- PROVIDED INFORMATION
[Start]

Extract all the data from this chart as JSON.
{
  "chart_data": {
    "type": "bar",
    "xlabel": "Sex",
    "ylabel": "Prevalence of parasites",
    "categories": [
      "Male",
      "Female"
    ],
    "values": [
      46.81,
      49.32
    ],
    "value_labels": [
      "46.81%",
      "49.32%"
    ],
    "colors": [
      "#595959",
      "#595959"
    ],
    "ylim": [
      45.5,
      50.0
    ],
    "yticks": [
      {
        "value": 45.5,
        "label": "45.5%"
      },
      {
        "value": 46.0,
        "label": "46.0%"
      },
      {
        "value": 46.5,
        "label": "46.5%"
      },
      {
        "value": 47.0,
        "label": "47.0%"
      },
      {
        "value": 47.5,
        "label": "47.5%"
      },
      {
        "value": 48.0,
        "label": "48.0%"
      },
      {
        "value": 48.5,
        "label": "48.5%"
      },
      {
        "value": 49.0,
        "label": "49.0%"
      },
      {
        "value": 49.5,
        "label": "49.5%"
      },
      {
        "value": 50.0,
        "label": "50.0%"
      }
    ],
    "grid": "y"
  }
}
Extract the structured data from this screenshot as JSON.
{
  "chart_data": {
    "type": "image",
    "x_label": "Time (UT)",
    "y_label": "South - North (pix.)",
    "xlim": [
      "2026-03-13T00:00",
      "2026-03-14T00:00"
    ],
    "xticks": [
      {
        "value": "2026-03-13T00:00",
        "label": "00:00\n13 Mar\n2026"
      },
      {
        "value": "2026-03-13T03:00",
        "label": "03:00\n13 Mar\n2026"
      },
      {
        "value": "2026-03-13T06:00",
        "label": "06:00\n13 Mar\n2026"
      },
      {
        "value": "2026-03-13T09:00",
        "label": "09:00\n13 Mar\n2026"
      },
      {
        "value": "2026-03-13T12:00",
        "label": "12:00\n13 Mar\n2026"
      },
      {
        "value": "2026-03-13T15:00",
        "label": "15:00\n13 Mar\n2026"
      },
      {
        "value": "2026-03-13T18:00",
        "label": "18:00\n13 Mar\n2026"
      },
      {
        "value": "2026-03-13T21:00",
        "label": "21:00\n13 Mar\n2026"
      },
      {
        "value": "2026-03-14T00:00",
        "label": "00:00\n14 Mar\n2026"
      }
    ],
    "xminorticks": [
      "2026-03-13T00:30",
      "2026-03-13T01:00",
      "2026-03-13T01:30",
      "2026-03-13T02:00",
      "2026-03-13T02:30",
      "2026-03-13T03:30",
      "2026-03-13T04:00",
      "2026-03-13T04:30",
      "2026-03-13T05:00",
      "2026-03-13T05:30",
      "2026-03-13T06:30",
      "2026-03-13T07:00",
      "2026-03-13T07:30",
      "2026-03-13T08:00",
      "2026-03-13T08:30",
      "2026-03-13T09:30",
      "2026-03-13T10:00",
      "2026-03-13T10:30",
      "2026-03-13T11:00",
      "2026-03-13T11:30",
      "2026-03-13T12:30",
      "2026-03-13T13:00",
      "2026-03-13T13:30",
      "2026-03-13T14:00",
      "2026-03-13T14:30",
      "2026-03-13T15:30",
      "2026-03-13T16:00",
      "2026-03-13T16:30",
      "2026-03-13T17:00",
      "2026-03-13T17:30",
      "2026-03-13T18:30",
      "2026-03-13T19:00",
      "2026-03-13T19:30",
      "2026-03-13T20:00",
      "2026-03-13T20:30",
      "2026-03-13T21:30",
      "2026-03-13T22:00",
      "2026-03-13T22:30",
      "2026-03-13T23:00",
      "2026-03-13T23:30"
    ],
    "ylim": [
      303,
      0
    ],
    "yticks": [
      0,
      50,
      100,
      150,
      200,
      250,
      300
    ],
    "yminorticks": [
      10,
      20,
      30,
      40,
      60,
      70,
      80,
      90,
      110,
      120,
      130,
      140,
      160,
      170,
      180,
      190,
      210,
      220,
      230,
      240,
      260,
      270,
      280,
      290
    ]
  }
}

[End]

- TASK DETAILS
Lines that include the word "Extract" — how many are there in the data? Answer with the number alone.

- RESPONSE TO THE TASK
2